▸ **WHAT YOU ARE ASKED TO DO**
Count lines with the string "work" in them. State the number alone.

▸ **TASK DATA**
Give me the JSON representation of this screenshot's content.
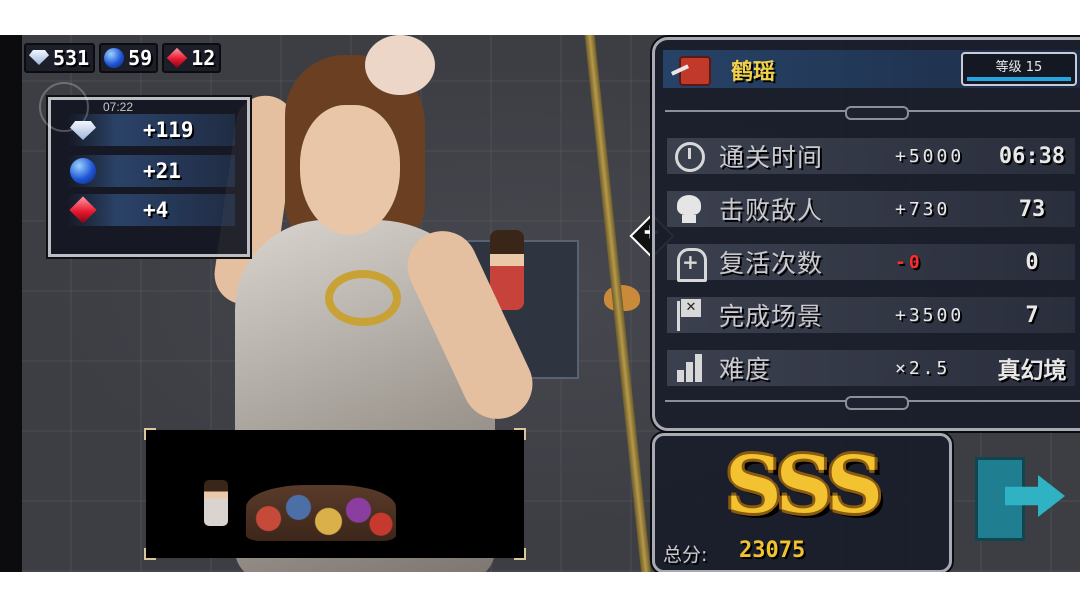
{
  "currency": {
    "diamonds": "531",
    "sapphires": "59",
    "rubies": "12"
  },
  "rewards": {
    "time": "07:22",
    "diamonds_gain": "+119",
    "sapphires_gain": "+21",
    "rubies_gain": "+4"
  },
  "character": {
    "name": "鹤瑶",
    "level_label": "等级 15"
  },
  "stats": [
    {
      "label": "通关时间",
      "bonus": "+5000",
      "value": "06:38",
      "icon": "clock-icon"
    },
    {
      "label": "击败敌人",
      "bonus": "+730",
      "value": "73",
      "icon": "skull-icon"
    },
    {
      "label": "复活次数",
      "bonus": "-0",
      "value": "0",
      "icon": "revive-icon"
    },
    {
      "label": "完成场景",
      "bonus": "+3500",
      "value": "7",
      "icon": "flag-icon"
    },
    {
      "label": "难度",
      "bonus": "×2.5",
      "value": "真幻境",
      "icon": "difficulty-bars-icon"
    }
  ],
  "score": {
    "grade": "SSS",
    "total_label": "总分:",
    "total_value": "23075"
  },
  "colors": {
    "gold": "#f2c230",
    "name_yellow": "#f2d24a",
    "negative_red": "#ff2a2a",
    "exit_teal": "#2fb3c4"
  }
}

...

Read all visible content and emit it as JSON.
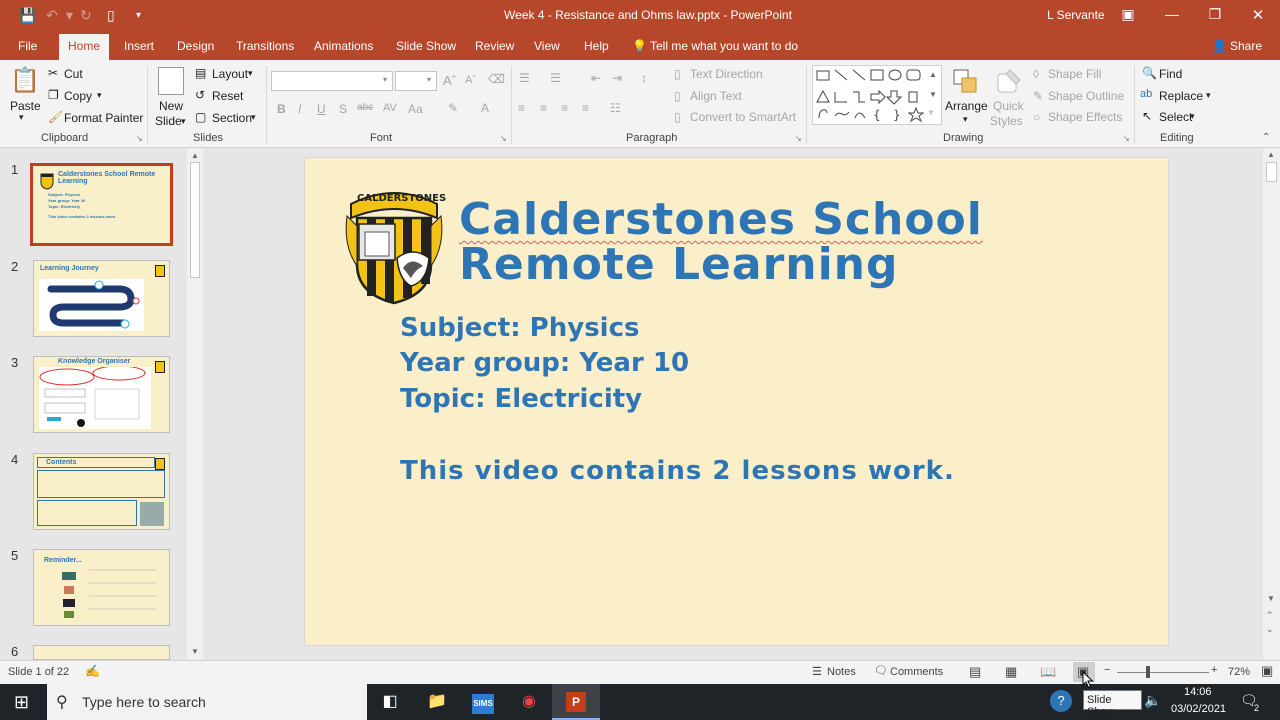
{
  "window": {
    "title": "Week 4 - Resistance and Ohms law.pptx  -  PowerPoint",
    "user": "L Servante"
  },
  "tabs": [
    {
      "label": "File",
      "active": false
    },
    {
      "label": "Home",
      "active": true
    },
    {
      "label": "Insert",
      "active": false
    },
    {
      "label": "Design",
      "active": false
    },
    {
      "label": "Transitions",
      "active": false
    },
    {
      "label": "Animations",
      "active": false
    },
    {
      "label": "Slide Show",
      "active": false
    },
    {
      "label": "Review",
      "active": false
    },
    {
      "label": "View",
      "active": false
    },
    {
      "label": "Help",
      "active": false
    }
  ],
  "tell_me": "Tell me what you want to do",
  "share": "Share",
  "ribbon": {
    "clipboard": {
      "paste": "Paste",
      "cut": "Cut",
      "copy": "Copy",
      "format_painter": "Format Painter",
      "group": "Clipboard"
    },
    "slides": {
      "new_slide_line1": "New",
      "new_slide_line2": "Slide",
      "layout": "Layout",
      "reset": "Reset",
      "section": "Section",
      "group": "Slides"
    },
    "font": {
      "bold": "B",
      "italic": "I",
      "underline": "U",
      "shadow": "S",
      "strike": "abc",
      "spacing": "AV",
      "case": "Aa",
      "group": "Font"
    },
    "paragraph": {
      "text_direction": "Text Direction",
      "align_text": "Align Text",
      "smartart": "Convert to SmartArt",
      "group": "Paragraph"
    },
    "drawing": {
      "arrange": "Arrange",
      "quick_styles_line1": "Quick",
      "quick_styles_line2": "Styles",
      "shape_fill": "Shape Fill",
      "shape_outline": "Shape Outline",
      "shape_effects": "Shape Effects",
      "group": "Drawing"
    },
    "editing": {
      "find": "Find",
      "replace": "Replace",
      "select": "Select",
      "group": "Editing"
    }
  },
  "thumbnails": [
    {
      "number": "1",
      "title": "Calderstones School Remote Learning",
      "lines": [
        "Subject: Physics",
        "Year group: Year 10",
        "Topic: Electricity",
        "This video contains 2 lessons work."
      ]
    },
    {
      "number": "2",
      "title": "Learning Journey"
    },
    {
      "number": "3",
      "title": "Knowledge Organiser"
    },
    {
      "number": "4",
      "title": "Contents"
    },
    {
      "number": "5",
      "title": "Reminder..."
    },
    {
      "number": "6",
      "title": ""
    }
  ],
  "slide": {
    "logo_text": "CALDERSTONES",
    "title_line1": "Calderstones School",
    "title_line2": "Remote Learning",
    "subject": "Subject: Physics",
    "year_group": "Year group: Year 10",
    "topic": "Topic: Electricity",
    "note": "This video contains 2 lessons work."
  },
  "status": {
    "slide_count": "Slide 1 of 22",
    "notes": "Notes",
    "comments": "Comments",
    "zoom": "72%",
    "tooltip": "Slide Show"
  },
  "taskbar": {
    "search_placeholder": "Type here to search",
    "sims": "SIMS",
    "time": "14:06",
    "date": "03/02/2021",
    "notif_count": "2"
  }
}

▸ **PROBLEM SOLUTION**
2